▶ DIRECTION: Without changing a character, return the entries, but not the images they hold.

▶ LISTED RECORDS:

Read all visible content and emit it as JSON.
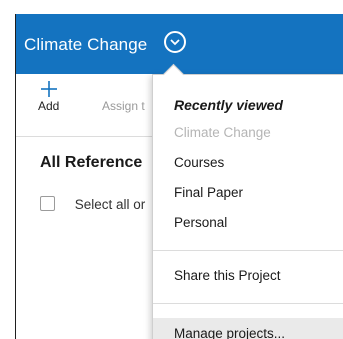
{
  "header": {
    "project_title": "Climate Change",
    "project_menu_icon": "chevron-down-circle-icon",
    "background_color": "#1473c0"
  },
  "toolbar": {
    "add_label": "Add",
    "add_icon": "plus-icon",
    "assign_label": "Assign t"
  },
  "main": {
    "section_title": "All Reference",
    "select_all_label": "Select all or"
  },
  "project_menu": {
    "heading": "Recently viewed",
    "recent_items": [
      {
        "label": "Climate Change",
        "current": true
      },
      {
        "label": "Courses"
      },
      {
        "label": "Final Paper"
      },
      {
        "label": "Personal"
      }
    ],
    "share_label": "Share this Project",
    "manage_label": "Manage projects..."
  }
}
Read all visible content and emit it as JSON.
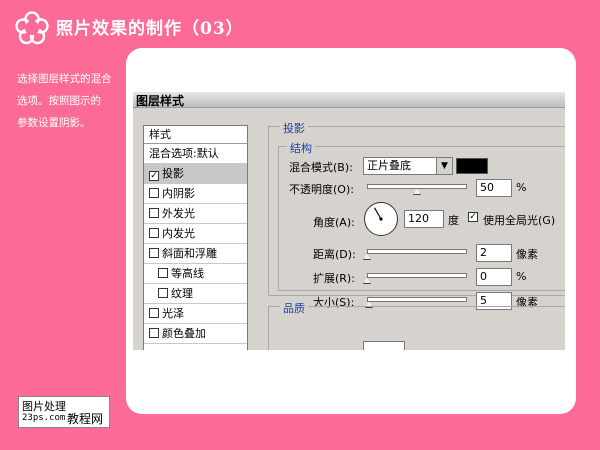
{
  "header": {
    "title": "照片效果的制作（03）"
  },
  "description": {
    "lines": [
      "选择图层样式的混合",
      "选项。按照图示的",
      "参数设置阴影。"
    ]
  },
  "badge": {
    "main": "图片处理",
    "domain": "23ps.com",
    "sub": "教程网"
  },
  "dialog": {
    "title": "图层样式",
    "style_list": {
      "header": "样式",
      "items": [
        {
          "label": "混合选项:默认",
          "checkbox": false,
          "checked": false,
          "sub": false,
          "active": false
        },
        {
          "label": "投影",
          "checkbox": true,
          "checked": true,
          "sub": false,
          "active": true
        },
        {
          "label": "内阴影",
          "checkbox": true,
          "checked": false,
          "sub": false,
          "active": false
        },
        {
          "label": "外发光",
          "checkbox": true,
          "checked": false,
          "sub": false,
          "active": false
        },
        {
          "label": "内发光",
          "checkbox": true,
          "checked": false,
          "sub": false,
          "active": false
        },
        {
          "label": "斜面和浮雕",
          "checkbox": true,
          "checked": false,
          "sub": false,
          "active": false
        },
        {
          "label": "等高线",
          "checkbox": true,
          "checked": false,
          "sub": true,
          "active": false
        },
        {
          "label": "纹理",
          "checkbox": true,
          "checked": false,
          "sub": true,
          "active": false
        },
        {
          "label": "光泽",
          "checkbox": true,
          "checked": false,
          "sub": false,
          "active": false
        },
        {
          "label": "颜色叠加",
          "checkbox": true,
          "checked": false,
          "sub": false,
          "active": false
        }
      ]
    },
    "shadow": {
      "group_label": "投影",
      "structure_label": "结构",
      "blend_mode_label": "混合模式(B):",
      "blend_mode_value": "正片叠底",
      "blend_color": "#000000",
      "opacity_label": "不透明度(O):",
      "opacity_value": "50",
      "opacity_unit": "%",
      "opacity_fraction": 0.5,
      "angle_label": "角度(A):",
      "angle_value": "120",
      "angle_unit": "度",
      "angle_degrees": 120,
      "global_light_label": "使用全局光(G)",
      "global_light_checked": true,
      "distance_label": "距离(D):",
      "distance_value": "2",
      "distance_unit": "像素",
      "distance_fraction": 0.0,
      "spread_label": "扩展(R):",
      "spread_value": "0",
      "spread_unit": "%",
      "spread_fraction": 0.0,
      "size_label": "大小(S):",
      "size_value": "5",
      "size_unit": "像素",
      "size_fraction": 0.02,
      "quality_label": "品质"
    }
  }
}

▶ RESULT FOR THIS EXERCISE:
Read all visible content and emit it as JSON.
{
  "header": {
    "project_title": "Climate Change",
    "project_menu_icon": "chevron-down-circle-icon",
    "background_color": "#1473c0"
  },
  "toolbar": {
    "add_label": "Add",
    "add_icon": "plus-icon",
    "assign_label": "Assign t"
  },
  "main": {
    "section_title": "All Reference",
    "select_all_label": "Select all or"
  },
  "project_menu": {
    "heading": "Recently viewed",
    "recent_items": [
      {
        "label": "Climate Change",
        "current": true
      },
      {
        "label": "Courses"
      },
      {
        "label": "Final Paper"
      },
      {
        "label": "Personal"
      }
    ],
    "share_label": "Share this Project",
    "manage_label": "Manage projects..."
  }
}
Read all visible content and emit it as JSON.
{
  "header": {
    "title": "照片效果的制作（03）"
  },
  "description": {
    "lines": [
      "选择图层样式的混合",
      "选项。按照图示的",
      "参数设置阴影。"
    ]
  },
  "badge": {
    "main": "图片处理",
    "domain": "23ps.com",
    "sub": "教程网"
  },
  "dialog": {
    "title": "图层样式",
    "style_list": {
      "header": "样式",
      "items": [
        {
          "label": "混合选项:默认",
          "checkbox": false,
          "checked": false,
          "sub": false,
          "active": false
        },
        {
          "label": "投影",
          "checkbox": true,
          "checked": true,
          "sub": false,
          "active": true
        },
        {
          "label": "内阴影",
          "checkbox": true,
          "checked": false,
          "sub": false,
          "active": false
        },
        {
          "label": "外发光",
          "checkbox": true,
          "checked": false,
          "sub": false,
          "active": false
        },
        {
          "label": "内发光",
          "checkbox": true,
          "checked": false,
          "sub": false,
          "active": false
        },
        {
          "label": "斜面和浮雕",
          "checkbox": true,
          "checked": false,
          "sub": false,
          "active": false
        },
        {
          "label": "等高线",
          "checkbox": true,
          "checked": false,
          "sub": true,
          "active": false
        },
        {
          "label": "纹理",
          "checkbox": true,
          "checked": false,
          "sub": true,
          "active": false
        },
        {
          "label": "光泽",
          "checkbox": true,
          "checked": false,
          "sub": false,
          "active": false
        },
        {
          "label": "颜色叠加",
          "checkbox": true,
          "checked": false,
          "sub": false,
          "active": false
        }
      ]
    },
    "shadow": {
      "group_label": "投影",
      "structure_label": "结构",
      "blend_mode_label": "混合模式(B):",
      "blend_mode_value": "正片叠底",
      "blend_color": "#000000",
      "opacity_label": "不透明度(O):",
      "opacity_value": "50",
      "opacity_unit": "%",
      "opacity_fraction": 0.5,
      "angle_label": "角度(A):",
      "angle_value": "120",
      "angle_unit": "度",
      "angle_degrees": 120,
      "global_light_label": "使用全局光(G)",
      "global_light_checked": true,
      "distance_label": "距离(D):",
      "distance_value": "2",
      "distance_unit": "像素",
      "distance_fraction": 0.0,
      "spread_label": "扩展(R):",
      "spread_value": "0",
      "spread_unit": "%",
      "spread_fraction": 0.0,
      "size_label": "大小(S):",
      "size_value": "5",
      "size_unit": "像素",
      "size_fraction": 0.02,
      "quality_label": "品质"
    }
  }
}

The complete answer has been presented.